What is expected —
Wherever the word "SPRINT" appears in a line, copy that line.

Stored items —
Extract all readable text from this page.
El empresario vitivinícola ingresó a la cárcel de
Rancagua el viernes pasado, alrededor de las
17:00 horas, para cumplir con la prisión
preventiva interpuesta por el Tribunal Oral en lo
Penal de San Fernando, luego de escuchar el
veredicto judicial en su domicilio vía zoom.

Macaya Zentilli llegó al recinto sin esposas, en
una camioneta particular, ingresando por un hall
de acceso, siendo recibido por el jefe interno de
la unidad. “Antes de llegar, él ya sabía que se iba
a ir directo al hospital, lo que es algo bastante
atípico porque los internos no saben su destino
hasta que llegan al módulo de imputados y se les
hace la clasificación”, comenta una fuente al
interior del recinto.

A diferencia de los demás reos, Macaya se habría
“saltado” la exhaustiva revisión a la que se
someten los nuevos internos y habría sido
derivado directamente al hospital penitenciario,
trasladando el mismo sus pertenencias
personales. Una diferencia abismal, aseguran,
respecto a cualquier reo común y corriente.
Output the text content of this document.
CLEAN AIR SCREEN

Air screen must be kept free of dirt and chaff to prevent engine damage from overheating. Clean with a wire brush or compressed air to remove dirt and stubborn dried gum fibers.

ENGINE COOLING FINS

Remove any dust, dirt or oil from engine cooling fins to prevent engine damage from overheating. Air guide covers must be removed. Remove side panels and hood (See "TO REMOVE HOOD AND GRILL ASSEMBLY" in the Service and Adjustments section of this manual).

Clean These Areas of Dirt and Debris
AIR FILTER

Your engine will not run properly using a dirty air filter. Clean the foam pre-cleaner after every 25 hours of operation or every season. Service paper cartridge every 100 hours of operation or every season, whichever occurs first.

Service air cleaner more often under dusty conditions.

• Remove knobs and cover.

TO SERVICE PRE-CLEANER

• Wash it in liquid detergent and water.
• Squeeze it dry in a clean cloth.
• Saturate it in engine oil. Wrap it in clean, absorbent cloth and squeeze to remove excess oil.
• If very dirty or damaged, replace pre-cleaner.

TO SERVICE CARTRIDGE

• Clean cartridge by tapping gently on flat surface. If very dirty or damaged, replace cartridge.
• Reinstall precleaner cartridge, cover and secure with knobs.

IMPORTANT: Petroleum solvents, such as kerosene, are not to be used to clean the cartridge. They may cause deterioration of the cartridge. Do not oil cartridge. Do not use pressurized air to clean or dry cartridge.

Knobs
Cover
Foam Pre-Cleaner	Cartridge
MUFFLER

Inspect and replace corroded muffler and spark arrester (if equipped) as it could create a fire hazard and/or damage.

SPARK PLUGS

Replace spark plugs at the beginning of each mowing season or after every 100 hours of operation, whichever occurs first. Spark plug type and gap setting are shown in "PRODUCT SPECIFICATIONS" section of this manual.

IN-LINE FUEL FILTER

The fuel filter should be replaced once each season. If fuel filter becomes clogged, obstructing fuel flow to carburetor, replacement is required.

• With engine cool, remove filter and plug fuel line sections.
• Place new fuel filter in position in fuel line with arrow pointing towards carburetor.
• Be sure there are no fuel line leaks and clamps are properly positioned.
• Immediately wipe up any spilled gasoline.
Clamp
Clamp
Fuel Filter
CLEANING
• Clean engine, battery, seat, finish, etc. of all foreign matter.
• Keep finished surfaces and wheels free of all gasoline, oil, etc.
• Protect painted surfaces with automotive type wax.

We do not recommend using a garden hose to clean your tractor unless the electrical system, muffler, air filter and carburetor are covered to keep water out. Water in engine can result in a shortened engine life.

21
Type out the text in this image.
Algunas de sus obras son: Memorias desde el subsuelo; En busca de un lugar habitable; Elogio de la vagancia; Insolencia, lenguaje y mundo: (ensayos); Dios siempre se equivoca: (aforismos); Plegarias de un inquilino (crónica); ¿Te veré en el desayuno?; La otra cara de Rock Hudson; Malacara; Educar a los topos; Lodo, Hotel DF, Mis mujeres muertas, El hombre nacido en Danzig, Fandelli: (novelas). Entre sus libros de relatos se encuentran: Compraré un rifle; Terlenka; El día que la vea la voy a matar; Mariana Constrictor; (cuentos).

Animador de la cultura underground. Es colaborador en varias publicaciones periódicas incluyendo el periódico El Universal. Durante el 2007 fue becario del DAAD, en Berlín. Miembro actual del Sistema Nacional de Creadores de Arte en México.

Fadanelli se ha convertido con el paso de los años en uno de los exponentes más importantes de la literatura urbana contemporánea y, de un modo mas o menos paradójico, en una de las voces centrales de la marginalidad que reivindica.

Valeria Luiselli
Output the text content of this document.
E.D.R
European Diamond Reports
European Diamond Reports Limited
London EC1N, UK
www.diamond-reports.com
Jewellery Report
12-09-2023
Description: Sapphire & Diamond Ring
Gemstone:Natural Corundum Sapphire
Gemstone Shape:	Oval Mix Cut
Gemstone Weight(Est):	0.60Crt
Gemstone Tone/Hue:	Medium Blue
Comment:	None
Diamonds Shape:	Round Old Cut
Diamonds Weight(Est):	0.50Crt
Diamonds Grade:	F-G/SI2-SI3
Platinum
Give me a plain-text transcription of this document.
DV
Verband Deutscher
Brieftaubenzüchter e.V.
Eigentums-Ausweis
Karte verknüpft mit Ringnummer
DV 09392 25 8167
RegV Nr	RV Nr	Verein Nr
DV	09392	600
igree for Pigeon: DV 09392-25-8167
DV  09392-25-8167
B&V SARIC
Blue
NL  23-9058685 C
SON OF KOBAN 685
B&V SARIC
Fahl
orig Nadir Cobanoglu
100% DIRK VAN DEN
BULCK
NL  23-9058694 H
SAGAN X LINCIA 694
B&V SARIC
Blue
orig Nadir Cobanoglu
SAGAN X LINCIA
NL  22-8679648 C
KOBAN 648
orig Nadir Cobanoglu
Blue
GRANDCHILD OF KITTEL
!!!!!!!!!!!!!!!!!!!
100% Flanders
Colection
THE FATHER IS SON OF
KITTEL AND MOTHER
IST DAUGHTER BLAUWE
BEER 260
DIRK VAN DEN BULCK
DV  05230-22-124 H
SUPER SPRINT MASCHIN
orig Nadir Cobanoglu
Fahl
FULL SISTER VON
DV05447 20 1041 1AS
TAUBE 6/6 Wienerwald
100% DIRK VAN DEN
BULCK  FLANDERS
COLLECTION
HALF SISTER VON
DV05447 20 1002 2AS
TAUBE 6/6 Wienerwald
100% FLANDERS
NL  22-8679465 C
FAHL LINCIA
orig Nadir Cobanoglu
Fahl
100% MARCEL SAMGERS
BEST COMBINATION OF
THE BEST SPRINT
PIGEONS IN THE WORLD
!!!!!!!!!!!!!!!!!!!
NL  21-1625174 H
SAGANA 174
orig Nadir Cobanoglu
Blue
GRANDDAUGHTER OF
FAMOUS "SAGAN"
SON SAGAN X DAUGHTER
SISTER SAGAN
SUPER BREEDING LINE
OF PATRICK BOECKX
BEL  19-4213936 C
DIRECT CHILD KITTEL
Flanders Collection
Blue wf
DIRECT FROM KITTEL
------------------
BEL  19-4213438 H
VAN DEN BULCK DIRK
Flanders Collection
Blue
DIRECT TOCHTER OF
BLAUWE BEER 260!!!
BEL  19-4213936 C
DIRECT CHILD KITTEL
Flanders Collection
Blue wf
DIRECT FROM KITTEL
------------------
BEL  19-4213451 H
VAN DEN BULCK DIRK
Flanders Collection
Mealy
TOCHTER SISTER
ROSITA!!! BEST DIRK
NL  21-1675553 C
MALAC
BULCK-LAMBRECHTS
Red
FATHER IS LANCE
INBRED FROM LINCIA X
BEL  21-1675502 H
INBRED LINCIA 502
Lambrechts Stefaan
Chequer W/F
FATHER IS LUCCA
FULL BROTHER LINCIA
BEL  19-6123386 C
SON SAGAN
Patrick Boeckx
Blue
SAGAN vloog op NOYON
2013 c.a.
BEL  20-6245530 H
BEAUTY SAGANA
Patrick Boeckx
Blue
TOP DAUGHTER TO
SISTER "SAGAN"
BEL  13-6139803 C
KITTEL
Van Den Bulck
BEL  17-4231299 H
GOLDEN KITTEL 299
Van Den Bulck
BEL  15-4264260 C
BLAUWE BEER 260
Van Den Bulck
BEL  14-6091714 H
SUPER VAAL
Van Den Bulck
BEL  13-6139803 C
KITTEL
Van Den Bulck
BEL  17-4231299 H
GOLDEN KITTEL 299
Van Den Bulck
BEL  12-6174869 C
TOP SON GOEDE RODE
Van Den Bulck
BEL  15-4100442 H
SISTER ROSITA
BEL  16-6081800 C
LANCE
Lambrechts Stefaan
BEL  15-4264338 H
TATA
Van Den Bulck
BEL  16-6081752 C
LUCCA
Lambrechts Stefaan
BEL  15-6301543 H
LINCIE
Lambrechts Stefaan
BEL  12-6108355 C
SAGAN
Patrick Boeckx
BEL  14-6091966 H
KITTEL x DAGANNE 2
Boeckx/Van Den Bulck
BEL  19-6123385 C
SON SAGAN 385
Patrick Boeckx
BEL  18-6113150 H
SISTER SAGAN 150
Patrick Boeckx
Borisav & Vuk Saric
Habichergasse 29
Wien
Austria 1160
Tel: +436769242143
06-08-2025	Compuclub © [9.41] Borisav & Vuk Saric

Answer for the task —
SUPER SPRINT MASCHIN
THE BEST SPRINT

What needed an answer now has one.